YOUR INSTRUCTIONS: Copy everything in the listing below word for word, apart from any images.
[start MATERIAL FOR THE TASK]
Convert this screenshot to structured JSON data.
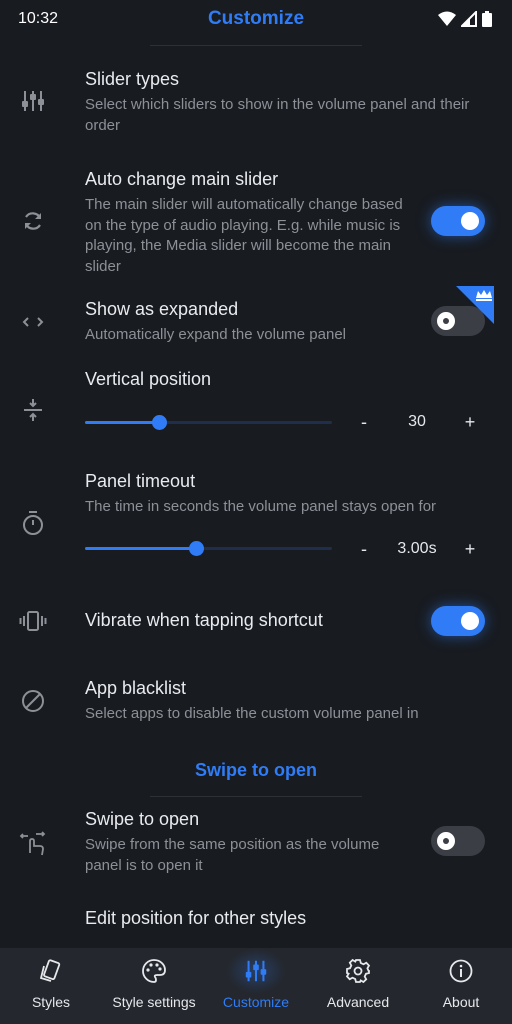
{
  "status": {
    "time": "10:32"
  },
  "header": {
    "title": "Customize"
  },
  "rows": {
    "slider_types": {
      "title": "Slider types",
      "desc": "Select which sliders to show in the volume panel and their order"
    },
    "auto_change": {
      "title": "Auto change main slider",
      "desc": "The main slider will automatically change based on the type of audio playing. E.g. while music is playing, the Media slider will become the main slider",
      "enabled": true
    },
    "expanded": {
      "title": "Show as expanded",
      "desc": "Automatically expand the volume panel",
      "enabled": false
    },
    "vertical": {
      "title": "Vertical position",
      "value": "30",
      "minus": "-",
      "plus": "+",
      "slider_fraction": 0.3
    },
    "timeout": {
      "title": "Panel timeout",
      "desc": "The time in seconds the volume panel stays open for",
      "value": "3.00s",
      "minus": "-",
      "plus": "+",
      "slider_fraction": 0.45
    },
    "vibrate": {
      "title": "Vibrate when tapping shortcut",
      "enabled": true
    },
    "blacklist": {
      "title": "App blacklist",
      "desc": "Select apps to disable the custom volume panel in"
    },
    "swipe": {
      "title": "Swipe to open",
      "desc": "Swipe from the same position as the volume panel is to open it",
      "enabled": false
    },
    "edit_position": {
      "title": "Edit position for other styles"
    }
  },
  "section": {
    "swipe_header": "Swipe to open"
  },
  "nav": {
    "items": [
      {
        "label": "Styles",
        "icon": "styles-icon"
      },
      {
        "label": "Style settings",
        "icon": "palette-icon"
      },
      {
        "label": "Customize",
        "icon": "sliders-icon",
        "active": true
      },
      {
        "label": "Advanced",
        "icon": "gear-icon"
      },
      {
        "label": "About",
        "icon": "info-icon"
      }
    ]
  },
  "colors": {
    "accent": "#2f7cf6",
    "background": "#181b20",
    "nav_background": "#24272d"
  }
}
[end MATERIAL FOR THE TASK]
COMPLETE ANSWER:
Convert this screenshot to structured JSON data.
{
  "status": {
    "time": "10:32"
  },
  "header": {
    "title": "Customize"
  },
  "rows": {
    "slider_types": {
      "title": "Slider types",
      "desc": "Select which sliders to show in the volume panel and their order"
    },
    "auto_change": {
      "title": "Auto change main slider",
      "desc": "The main slider will automatically change based on the type of audio playing. E.g. while music is playing, the Media slider will become the main slider",
      "enabled": true
    },
    "expanded": {
      "title": "Show as expanded",
      "desc": "Automatically expand the volume panel",
      "enabled": false
    },
    "vertical": {
      "title": "Vertical position",
      "value": "30",
      "minus": "-",
      "plus": "+",
      "slider_fraction": 0.3
    },
    "timeout": {
      "title": "Panel timeout",
      "desc": "The time in seconds the volume panel stays open for",
      "value": "3.00s",
      "minus": "-",
      "plus": "+",
      "slider_fraction": 0.45
    },
    "vibrate": {
      "title": "Vibrate when tapping shortcut",
      "enabled": true
    },
    "blacklist": {
      "title": "App blacklist",
      "desc": "Select apps to disable the custom volume panel in"
    },
    "swipe": {
      "title": "Swipe to open",
      "desc": "Swipe from the same position as the volume panel is to open it",
      "enabled": false
    },
    "edit_position": {
      "title": "Edit position for other styles"
    }
  },
  "section": {
    "swipe_header": "Swipe to open"
  },
  "nav": {
    "items": [
      {
        "label": "Styles",
        "icon": "styles-icon"
      },
      {
        "label": "Style settings",
        "icon": "palette-icon"
      },
      {
        "label": "Customize",
        "icon": "sliders-icon",
        "active": true
      },
      {
        "label": "Advanced",
        "icon": "gear-icon"
      },
      {
        "label": "About",
        "icon": "info-icon"
      }
    ]
  },
  "colors": {
    "accent": "#2f7cf6",
    "background": "#181b20",
    "nav_background": "#24272d"
  }
}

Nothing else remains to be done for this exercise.